| RECORDS PROVIDED |
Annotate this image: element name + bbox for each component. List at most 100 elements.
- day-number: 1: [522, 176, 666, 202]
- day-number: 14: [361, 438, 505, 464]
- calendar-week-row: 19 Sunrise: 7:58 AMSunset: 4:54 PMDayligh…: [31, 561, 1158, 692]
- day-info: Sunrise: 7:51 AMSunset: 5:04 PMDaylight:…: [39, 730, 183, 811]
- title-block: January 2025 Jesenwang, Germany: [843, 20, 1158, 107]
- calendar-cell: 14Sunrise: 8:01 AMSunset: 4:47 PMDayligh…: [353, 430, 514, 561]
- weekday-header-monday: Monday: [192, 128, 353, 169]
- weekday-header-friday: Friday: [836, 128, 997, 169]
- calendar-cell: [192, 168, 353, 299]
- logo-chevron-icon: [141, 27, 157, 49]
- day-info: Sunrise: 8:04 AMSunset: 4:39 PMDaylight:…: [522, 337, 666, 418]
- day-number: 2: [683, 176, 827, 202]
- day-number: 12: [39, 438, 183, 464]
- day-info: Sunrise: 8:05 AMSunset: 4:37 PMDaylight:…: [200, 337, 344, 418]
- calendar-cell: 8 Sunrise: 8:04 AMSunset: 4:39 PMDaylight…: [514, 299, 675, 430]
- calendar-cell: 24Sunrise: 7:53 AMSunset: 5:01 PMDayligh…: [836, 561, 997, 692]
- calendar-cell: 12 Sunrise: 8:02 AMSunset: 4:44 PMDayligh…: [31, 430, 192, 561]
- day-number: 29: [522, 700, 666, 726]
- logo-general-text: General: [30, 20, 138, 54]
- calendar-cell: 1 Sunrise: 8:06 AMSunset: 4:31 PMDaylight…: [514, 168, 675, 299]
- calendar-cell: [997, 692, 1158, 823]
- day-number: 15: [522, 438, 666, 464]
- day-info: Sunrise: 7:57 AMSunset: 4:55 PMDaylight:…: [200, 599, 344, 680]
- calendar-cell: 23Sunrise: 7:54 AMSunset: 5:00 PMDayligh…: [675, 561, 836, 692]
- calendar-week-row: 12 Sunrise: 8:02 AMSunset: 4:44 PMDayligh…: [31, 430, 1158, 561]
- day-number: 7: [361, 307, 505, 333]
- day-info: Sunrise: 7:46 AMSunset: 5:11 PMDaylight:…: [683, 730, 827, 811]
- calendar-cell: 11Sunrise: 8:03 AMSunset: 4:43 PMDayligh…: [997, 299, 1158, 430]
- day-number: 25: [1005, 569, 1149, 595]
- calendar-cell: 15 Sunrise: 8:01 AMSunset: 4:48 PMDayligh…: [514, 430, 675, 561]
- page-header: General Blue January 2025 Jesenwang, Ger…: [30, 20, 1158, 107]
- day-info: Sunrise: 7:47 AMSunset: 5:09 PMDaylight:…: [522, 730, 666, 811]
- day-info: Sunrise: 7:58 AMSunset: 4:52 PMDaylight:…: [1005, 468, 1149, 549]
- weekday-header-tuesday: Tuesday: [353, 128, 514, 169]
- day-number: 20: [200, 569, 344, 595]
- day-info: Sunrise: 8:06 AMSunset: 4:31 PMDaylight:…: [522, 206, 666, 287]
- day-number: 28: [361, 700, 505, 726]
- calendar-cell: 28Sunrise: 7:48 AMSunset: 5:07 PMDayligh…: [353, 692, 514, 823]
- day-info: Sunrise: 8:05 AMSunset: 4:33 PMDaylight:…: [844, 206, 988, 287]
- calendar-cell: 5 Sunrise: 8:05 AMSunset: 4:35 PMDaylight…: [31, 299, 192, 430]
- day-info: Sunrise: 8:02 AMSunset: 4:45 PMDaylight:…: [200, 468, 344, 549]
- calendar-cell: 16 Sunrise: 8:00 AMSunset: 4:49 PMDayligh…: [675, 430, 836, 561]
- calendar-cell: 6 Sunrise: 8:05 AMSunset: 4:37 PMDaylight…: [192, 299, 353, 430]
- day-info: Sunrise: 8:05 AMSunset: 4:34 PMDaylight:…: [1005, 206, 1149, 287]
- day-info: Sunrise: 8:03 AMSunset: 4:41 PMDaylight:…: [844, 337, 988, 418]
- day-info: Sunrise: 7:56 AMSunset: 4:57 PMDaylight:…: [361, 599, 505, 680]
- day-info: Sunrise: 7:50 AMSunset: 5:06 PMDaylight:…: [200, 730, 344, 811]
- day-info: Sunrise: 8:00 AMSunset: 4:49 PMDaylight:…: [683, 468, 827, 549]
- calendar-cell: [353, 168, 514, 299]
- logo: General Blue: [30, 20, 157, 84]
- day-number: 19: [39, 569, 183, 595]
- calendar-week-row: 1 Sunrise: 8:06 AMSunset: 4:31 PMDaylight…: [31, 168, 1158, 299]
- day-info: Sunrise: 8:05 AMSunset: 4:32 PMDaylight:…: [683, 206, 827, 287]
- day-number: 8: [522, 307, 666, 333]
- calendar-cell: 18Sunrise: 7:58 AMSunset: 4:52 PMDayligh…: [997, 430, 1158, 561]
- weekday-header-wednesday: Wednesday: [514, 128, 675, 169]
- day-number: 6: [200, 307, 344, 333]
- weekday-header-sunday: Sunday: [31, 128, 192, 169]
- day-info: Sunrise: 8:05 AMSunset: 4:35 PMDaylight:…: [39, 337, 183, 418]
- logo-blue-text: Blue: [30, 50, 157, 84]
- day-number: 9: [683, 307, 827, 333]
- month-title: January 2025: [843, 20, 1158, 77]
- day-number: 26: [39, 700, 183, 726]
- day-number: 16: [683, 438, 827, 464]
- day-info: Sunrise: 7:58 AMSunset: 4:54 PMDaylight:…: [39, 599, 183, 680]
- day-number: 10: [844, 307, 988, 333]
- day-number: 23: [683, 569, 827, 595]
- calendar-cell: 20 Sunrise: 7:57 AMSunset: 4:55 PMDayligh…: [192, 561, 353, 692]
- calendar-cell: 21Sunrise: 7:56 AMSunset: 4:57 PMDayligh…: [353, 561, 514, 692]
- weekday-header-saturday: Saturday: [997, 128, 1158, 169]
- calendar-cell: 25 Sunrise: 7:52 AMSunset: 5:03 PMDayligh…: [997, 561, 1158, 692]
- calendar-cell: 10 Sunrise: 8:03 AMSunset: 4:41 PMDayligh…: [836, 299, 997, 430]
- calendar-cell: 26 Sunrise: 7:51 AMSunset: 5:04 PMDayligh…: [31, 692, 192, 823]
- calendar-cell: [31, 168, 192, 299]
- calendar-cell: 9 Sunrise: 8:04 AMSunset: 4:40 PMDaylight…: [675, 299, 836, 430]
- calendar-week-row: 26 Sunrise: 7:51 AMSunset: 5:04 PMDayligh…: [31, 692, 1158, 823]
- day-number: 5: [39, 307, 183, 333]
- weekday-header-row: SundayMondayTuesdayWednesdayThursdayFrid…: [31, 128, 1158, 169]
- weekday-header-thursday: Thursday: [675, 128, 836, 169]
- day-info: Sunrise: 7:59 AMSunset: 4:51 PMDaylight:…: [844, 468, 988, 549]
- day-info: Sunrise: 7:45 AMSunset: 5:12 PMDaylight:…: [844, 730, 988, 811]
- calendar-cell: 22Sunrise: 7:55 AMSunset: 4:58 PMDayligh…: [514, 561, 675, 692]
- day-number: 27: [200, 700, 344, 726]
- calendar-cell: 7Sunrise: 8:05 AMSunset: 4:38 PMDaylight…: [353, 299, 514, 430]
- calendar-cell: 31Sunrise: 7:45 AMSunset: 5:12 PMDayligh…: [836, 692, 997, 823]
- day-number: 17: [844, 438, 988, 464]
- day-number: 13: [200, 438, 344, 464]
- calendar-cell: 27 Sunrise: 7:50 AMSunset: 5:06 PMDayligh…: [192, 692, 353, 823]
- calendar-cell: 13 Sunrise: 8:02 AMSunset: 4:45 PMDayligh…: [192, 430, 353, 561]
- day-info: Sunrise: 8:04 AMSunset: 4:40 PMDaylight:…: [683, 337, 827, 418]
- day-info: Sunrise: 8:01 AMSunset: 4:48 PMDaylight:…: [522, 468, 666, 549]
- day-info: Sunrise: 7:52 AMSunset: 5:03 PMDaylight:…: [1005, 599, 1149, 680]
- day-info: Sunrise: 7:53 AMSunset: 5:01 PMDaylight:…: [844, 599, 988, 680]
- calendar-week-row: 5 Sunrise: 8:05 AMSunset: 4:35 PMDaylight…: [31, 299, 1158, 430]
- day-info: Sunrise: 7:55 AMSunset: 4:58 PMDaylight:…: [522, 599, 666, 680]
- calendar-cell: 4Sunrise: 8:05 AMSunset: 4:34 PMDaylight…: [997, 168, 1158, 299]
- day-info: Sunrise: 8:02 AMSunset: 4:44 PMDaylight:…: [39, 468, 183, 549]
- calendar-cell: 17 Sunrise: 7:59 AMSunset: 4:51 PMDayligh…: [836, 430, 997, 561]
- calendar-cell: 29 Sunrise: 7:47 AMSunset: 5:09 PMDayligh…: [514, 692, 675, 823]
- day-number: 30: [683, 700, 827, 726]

| EXERCISE |
Reproduce the records above verbatim, from their first line through the line containing "- weekday-header-friday: Friday: [836, 128, 997, 169]".

| WORKED SOLUTION |
Annotate this image: element name + bbox for each component. List at most 100 elements.
- day-number: 1: [522, 176, 666, 202]
- day-number: 14: [361, 438, 505, 464]
- calendar-week-row: 19 Sunrise: 7:58 AMSunset: 4:54 PMDayligh…: [31, 561, 1158, 692]
- day-info: Sunrise: 7:51 AMSunset: 5:04 PMDaylight:…: [39, 730, 183, 811]
- title-block: January 2025 Jesenwang, Germany: [843, 20, 1158, 107]
- calendar-cell: 14Sunrise: 8:01 AMSunset: 4:47 PMDayligh…: [353, 430, 514, 561]
- weekday-header-monday: Monday: [192, 128, 353, 169]
- weekday-header-friday: Friday: [836, 128, 997, 169]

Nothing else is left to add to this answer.